[Dataset rows]
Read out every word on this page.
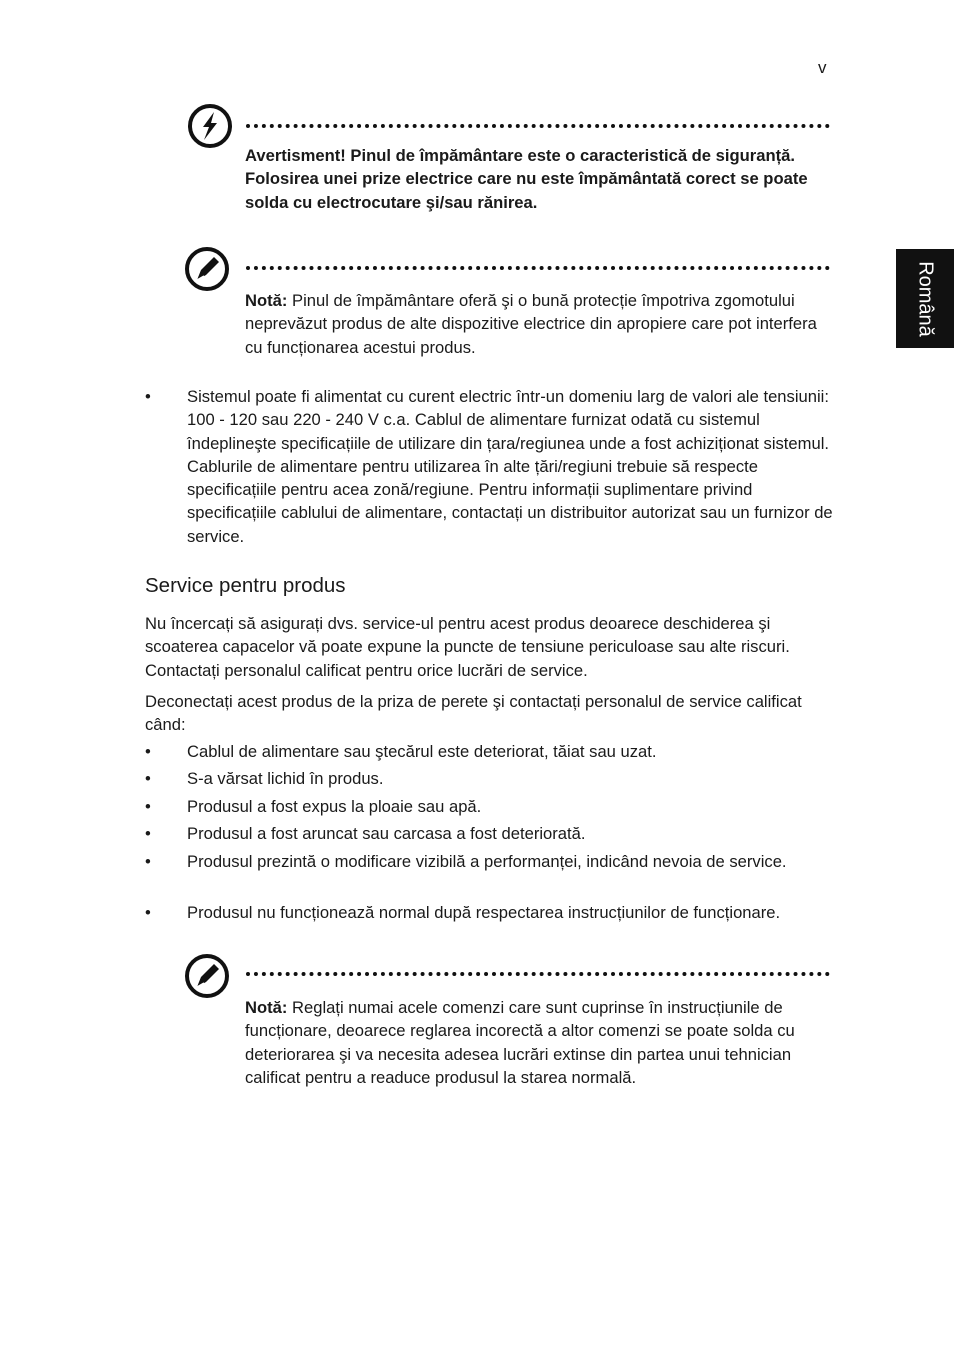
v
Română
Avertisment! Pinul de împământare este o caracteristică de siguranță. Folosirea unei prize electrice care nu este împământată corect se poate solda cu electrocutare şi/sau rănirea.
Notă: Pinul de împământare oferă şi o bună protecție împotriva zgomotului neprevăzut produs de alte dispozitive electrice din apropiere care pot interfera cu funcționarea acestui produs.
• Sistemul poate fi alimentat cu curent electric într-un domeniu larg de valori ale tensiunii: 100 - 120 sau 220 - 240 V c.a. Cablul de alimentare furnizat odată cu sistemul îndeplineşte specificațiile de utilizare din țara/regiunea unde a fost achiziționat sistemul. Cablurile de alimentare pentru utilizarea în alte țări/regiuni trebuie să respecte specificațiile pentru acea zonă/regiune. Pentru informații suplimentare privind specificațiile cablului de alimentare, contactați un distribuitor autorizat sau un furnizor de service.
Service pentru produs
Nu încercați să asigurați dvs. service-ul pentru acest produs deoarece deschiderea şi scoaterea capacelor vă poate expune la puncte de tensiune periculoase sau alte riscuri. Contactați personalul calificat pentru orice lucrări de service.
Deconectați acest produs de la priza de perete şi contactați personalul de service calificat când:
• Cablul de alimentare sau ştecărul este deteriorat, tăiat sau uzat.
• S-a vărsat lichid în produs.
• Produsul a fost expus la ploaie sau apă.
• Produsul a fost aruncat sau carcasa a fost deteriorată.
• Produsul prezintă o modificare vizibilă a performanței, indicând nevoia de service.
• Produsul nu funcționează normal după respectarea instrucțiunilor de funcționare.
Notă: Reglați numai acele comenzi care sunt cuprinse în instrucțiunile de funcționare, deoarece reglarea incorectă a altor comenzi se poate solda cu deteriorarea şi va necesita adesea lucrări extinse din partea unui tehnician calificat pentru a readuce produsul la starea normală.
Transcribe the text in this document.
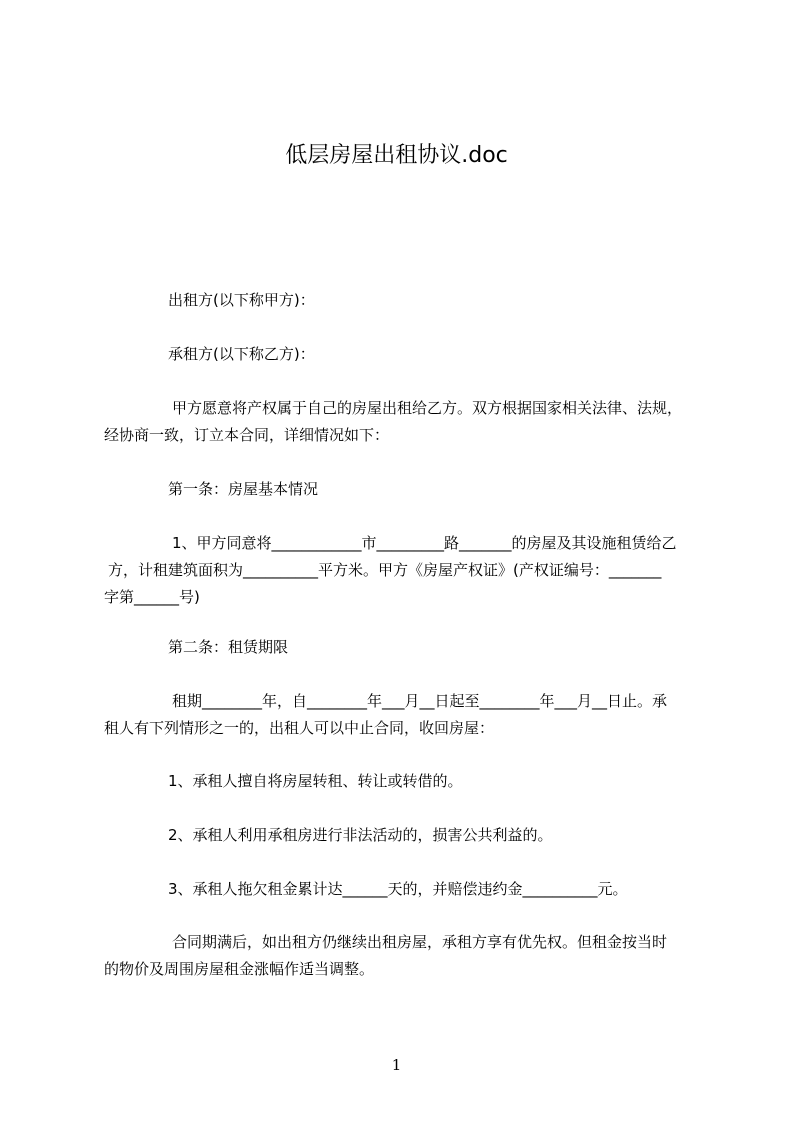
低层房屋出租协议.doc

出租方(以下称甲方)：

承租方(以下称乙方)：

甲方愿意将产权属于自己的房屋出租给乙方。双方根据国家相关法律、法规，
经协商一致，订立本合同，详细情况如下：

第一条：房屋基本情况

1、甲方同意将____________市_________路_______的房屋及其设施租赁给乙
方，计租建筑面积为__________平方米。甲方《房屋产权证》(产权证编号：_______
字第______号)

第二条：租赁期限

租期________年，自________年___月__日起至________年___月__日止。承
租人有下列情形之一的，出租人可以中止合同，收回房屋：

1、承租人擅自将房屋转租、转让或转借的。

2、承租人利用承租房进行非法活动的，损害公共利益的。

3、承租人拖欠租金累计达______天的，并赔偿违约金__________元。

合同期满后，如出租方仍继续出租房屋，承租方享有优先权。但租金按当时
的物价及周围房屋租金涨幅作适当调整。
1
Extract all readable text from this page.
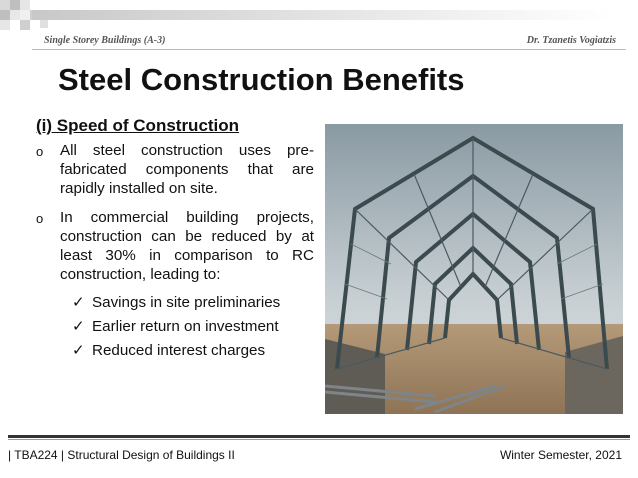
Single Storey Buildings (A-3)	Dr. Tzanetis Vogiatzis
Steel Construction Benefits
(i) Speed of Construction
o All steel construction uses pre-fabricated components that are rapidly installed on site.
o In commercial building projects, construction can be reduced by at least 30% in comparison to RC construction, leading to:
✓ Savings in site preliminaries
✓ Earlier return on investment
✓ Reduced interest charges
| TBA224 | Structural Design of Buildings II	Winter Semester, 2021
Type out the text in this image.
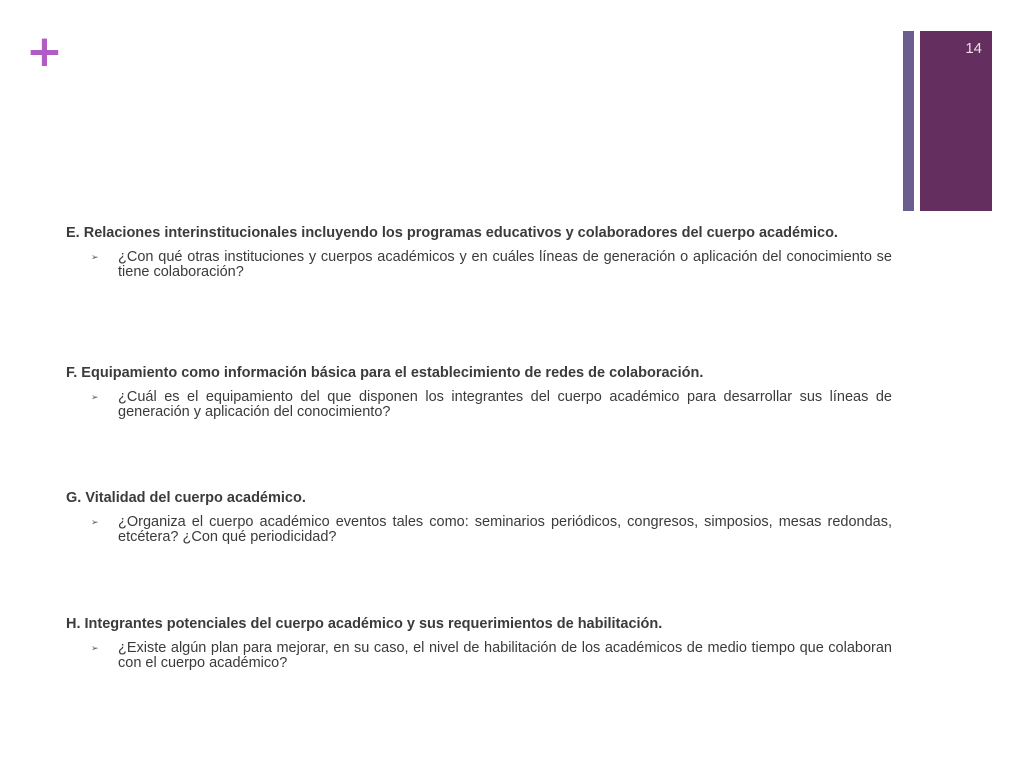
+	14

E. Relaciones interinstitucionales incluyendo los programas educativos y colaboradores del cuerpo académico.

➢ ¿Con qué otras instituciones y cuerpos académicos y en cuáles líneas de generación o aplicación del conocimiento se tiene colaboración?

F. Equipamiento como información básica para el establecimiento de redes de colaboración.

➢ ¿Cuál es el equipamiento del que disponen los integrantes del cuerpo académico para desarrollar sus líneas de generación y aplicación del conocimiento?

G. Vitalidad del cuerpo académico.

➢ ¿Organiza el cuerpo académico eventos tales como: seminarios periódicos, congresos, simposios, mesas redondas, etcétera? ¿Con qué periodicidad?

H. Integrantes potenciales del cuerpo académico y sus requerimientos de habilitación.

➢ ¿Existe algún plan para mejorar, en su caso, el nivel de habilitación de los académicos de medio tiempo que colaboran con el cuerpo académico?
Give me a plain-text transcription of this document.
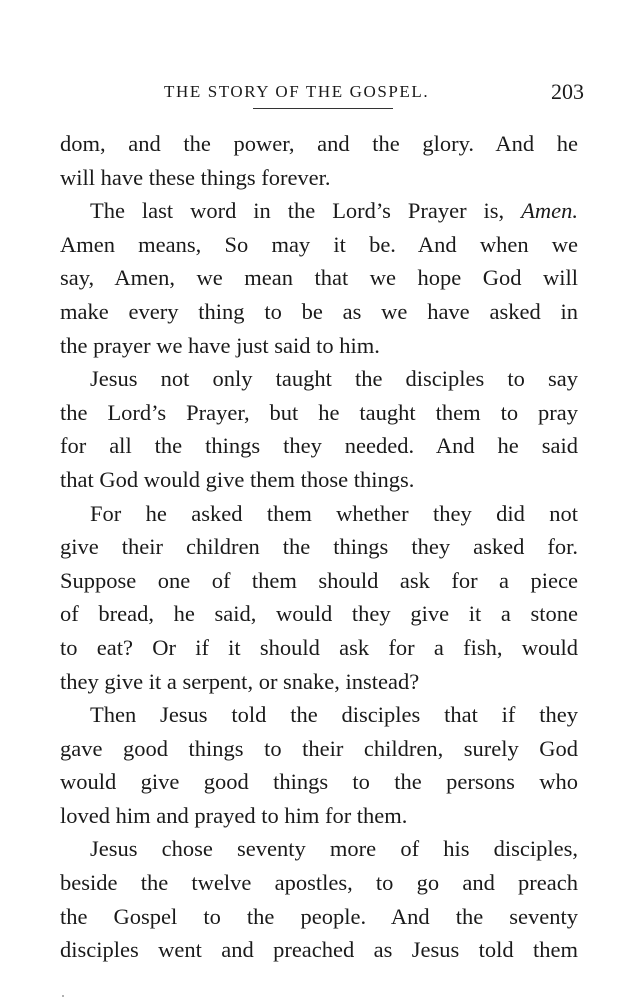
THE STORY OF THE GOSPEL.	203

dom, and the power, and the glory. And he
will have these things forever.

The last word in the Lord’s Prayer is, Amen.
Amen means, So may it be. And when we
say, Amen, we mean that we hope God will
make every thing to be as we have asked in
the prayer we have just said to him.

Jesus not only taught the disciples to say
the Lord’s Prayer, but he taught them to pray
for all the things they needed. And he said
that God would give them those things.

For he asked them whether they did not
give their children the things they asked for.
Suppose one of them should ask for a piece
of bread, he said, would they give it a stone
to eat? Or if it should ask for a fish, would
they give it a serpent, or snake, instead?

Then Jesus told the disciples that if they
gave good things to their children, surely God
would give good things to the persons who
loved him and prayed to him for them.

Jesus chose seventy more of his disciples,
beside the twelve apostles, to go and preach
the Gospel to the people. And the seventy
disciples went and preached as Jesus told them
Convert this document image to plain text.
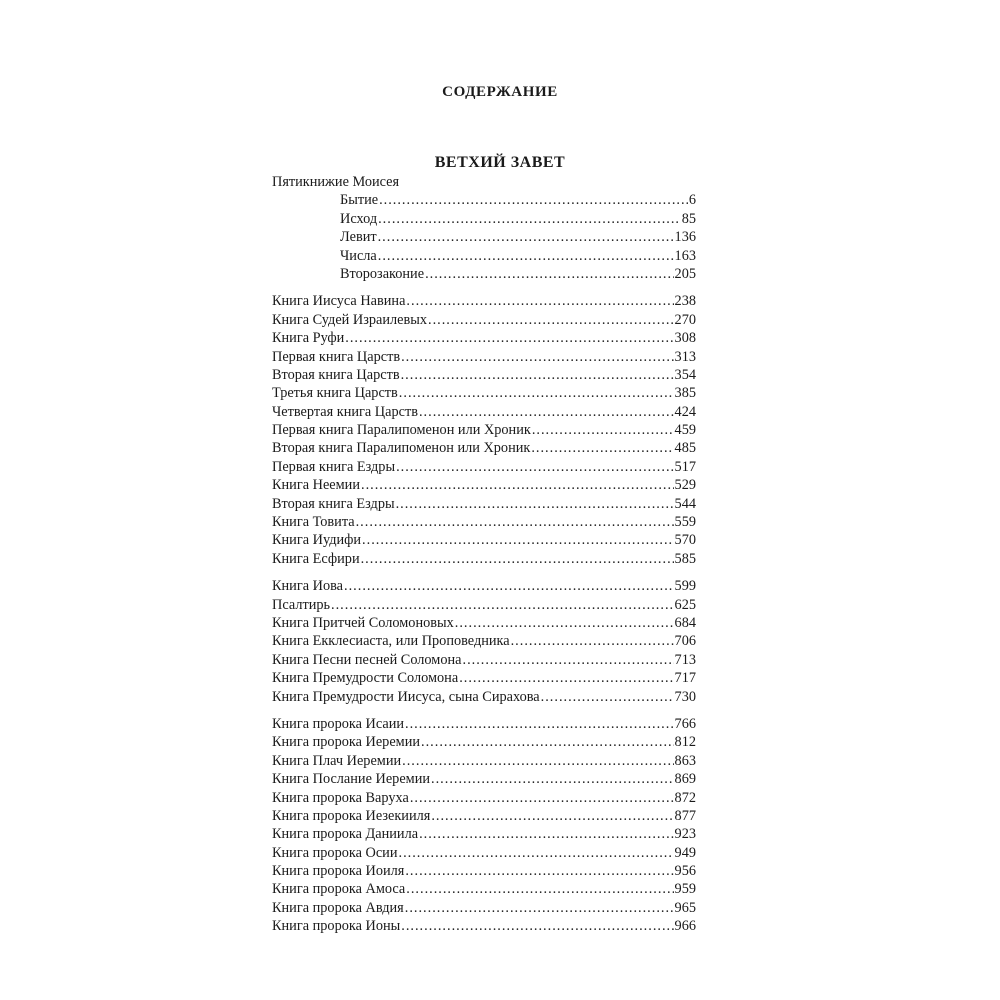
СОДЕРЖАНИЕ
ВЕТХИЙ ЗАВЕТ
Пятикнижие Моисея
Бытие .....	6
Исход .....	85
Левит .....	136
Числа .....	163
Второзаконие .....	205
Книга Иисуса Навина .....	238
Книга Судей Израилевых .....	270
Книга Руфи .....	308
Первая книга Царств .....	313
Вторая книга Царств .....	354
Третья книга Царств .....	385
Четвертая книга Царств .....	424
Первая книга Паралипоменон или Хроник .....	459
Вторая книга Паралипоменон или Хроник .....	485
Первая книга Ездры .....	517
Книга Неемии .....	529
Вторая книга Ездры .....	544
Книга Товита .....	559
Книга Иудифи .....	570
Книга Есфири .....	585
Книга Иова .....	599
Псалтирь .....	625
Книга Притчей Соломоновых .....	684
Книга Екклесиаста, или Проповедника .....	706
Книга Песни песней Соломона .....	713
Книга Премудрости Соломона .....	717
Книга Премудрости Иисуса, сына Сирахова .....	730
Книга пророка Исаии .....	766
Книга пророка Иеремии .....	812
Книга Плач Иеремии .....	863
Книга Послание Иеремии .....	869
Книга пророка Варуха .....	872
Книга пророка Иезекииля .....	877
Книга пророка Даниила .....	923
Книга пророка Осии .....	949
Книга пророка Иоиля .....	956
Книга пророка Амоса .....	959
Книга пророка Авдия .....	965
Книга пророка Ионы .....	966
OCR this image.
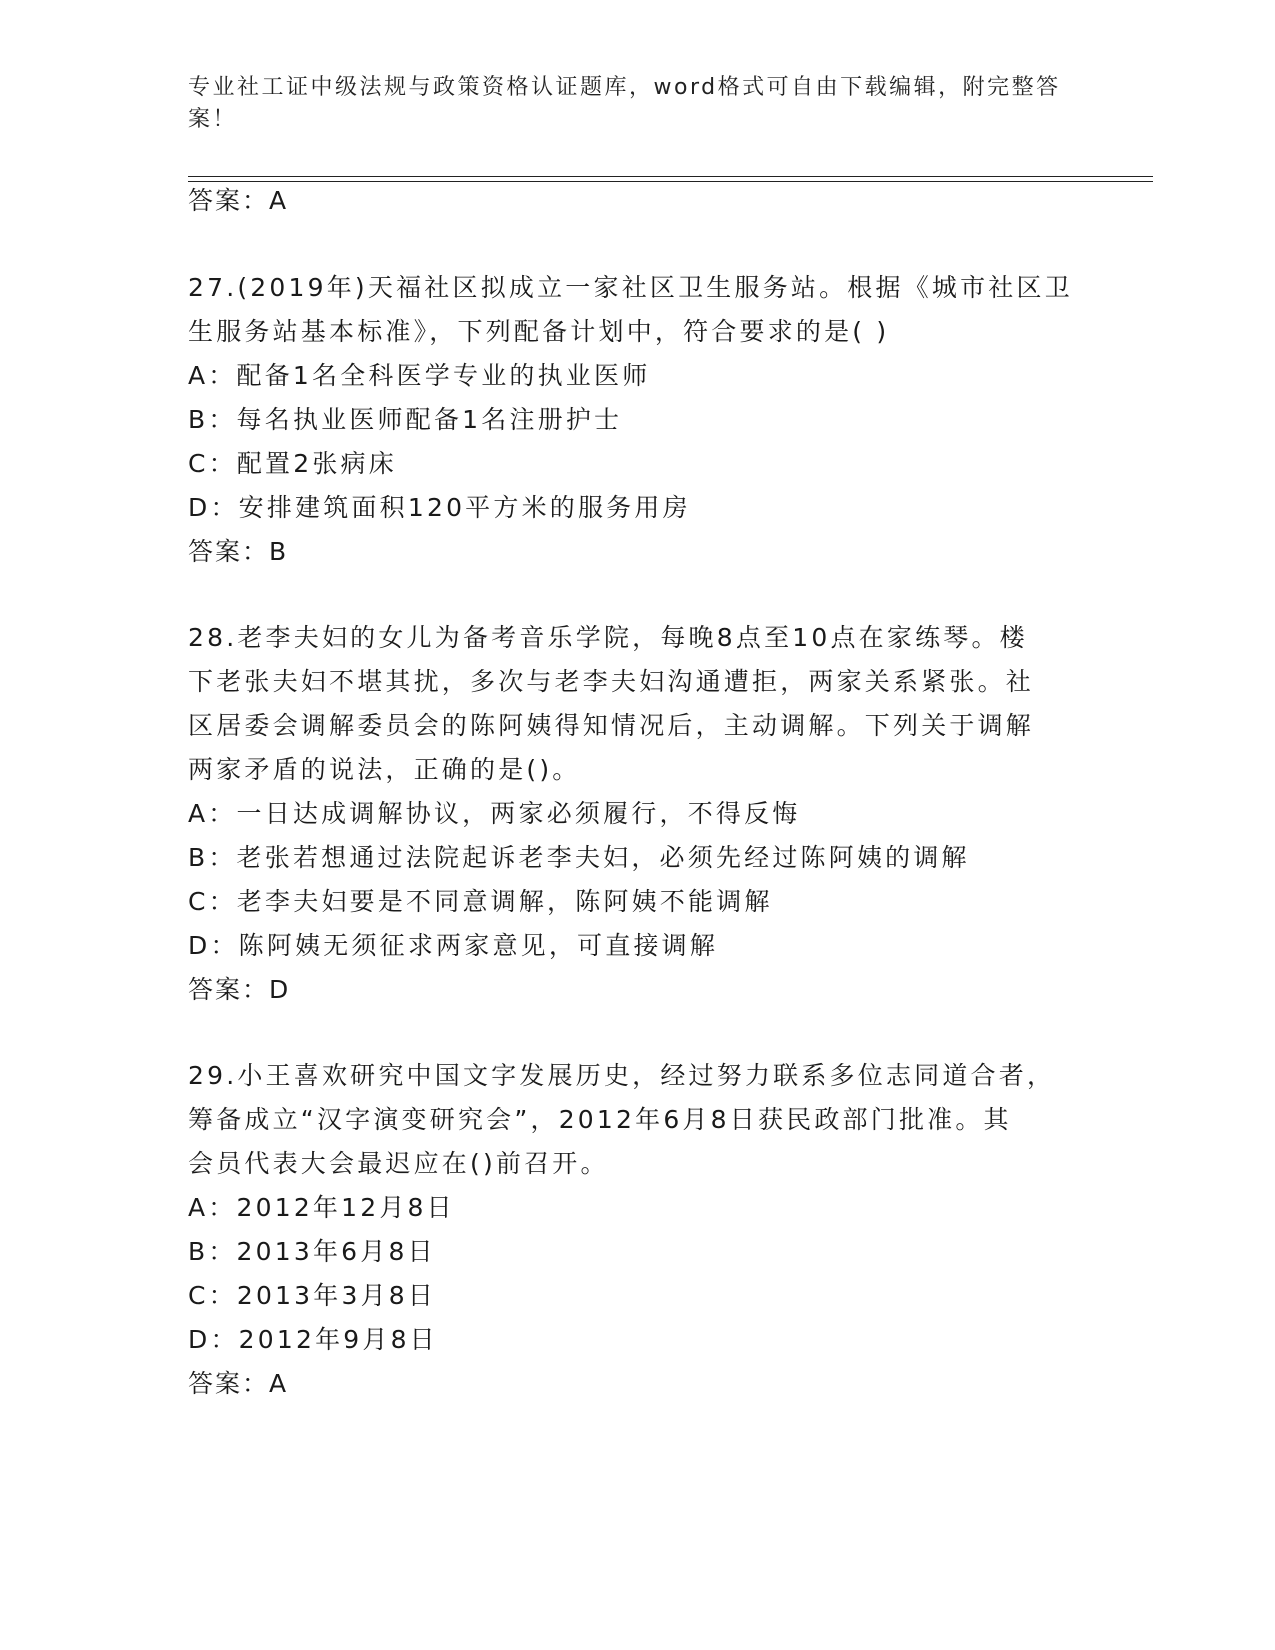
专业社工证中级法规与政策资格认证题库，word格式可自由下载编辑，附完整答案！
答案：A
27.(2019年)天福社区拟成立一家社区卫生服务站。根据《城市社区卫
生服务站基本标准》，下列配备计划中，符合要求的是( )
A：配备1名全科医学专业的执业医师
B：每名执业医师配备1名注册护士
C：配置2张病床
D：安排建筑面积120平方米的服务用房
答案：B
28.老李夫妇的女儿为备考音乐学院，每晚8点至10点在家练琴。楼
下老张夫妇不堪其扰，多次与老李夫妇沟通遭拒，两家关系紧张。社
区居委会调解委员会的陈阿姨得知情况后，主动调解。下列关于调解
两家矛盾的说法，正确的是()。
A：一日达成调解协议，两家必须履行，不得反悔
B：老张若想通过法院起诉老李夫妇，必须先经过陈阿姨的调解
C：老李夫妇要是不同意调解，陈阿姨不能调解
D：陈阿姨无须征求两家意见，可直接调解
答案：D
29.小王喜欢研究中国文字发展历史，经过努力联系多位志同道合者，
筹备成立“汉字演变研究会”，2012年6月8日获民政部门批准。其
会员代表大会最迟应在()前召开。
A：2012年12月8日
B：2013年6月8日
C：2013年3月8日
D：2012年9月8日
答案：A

## Exercise requirements
Copy out each line of the entries that holds "plain".

## Task answer
Give me a plain-text transcription of this document.
Convert this document image to plain text.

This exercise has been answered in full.